── Records shown

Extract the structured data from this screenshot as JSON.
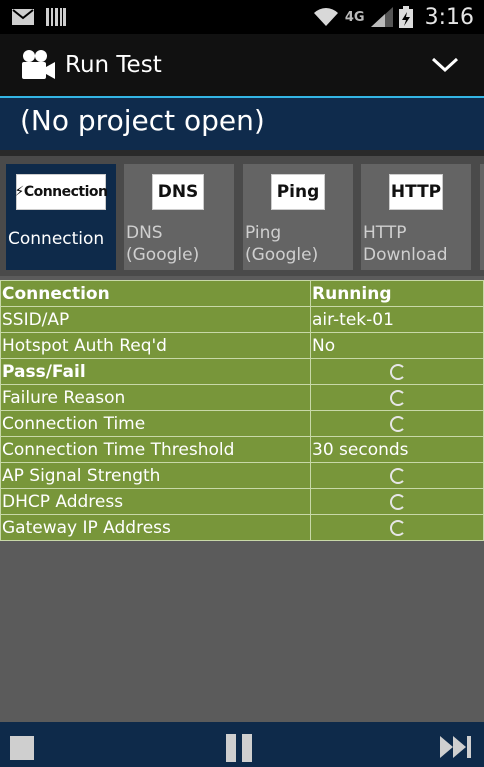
{
  "status_bar": {
    "time": "3:16",
    "network_label": "4G",
    "icons": [
      "gmail-icon",
      "barcode-icon",
      "wifi-icon",
      "cell-signal-icon",
      "battery-icon"
    ]
  },
  "action_bar": {
    "title": "Run Test",
    "icon": "video-camera-icon",
    "menu_icon": "chevron-down-icon"
  },
  "project": {
    "text": "(No project open)"
  },
  "tests": [
    {
      "badge": "⚡Connection",
      "label": "Connection",
      "active": true
    },
    {
      "badge": "DNS",
      "label": "DNS\n(Google)",
      "active": false
    },
    {
      "badge": "Ping",
      "label": "Ping\n(Google)",
      "active": false
    },
    {
      "badge": "HTTP",
      "label": "HTTP\nDownload",
      "active": false
    }
  ],
  "results": {
    "header": {
      "name": "Connection",
      "value": "Running"
    },
    "rows": [
      {
        "name": "SSID/AP",
        "value": "air-tek-01",
        "pending": false
      },
      {
        "name": "Hotspot Auth Req'd",
        "value": "No",
        "pending": false
      },
      {
        "name": "Pass/Fail",
        "value": "",
        "pending": true
      },
      {
        "name": "Failure Reason",
        "value": "",
        "pending": true
      },
      {
        "name": "Connection Time",
        "value": "",
        "pending": true
      },
      {
        "name": "Connection Time Threshold",
        "value": "30 seconds",
        "pending": false
      },
      {
        "name": "AP Signal Strength",
        "value": "",
        "pending": true
      },
      {
        "name": "DHCP Address",
        "value": "",
        "pending": true
      },
      {
        "name": "Gateway IP Address",
        "value": "",
        "pending": true
      }
    ]
  },
  "controls": {
    "icons": [
      "stop-icon",
      "pause-icon",
      "fast-forward-icon"
    ]
  },
  "colors": {
    "accent": "#33b5e5",
    "banner": "#0f2b4c",
    "table_green": "#78963a",
    "background": "#5b5b5b"
  }
}
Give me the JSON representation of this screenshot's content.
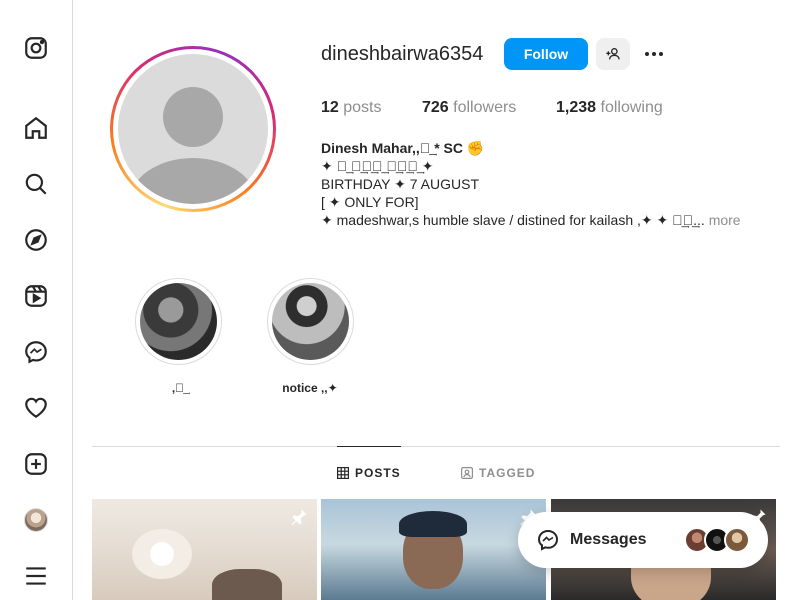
{
  "profile": {
    "username": "dineshbairwa6354",
    "follow_label": "Follow",
    "stats": {
      "posts_count": "12",
      "posts_label": "posts",
      "followers_count": "726",
      "followers_label": "followers",
      "following_count": "1,238",
      "following_label": "following"
    },
    "bio": {
      "name": "Dinesh Mahar,,ꪜ͢ * SC ✊",
      "line1": "✦ ꪜ͢ ꪜ͢ꪜ͢ꪜ͢ ꪜ͢ꪜ͢ꪜ͢ ✦",
      "line2": "BIRTHDAY ✦ 7 AUGUST",
      "line3": "[ ✦ ONLY FOR]",
      "line4": "✦ madeshwar,s humble slave / distined for kailash ,✦ ✦ ꪜ͢ꪜ͢...",
      "more_label": "more"
    }
  },
  "highlights": [
    {
      "label": ",ꪜ͢"
    },
    {
      "label": "notice ,,✦"
    }
  ],
  "tabs": {
    "posts_label": "POSTS",
    "tagged_label": "TAGGED"
  },
  "messages": {
    "label": "Messages"
  },
  "colors": {
    "accent": "#0095f6",
    "text": "#262626",
    "muted": "#8e8e8e",
    "border": "#dbdbdb"
  },
  "sidebar_icons": [
    "instagram-logo-icon",
    "home-icon",
    "search-icon",
    "explore-icon",
    "reels-icon",
    "messenger-icon",
    "heart-icon",
    "create-icon",
    "profile-avatar",
    "menu-icon"
  ]
}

────

# Task requirements:
All lines holding the word "badge" should be picked out and copied.

# Final answer:
      "badge": "⚡Connection",
      "badge": "DNS",
      "badge": "Ping",
      "badge": "HTTP",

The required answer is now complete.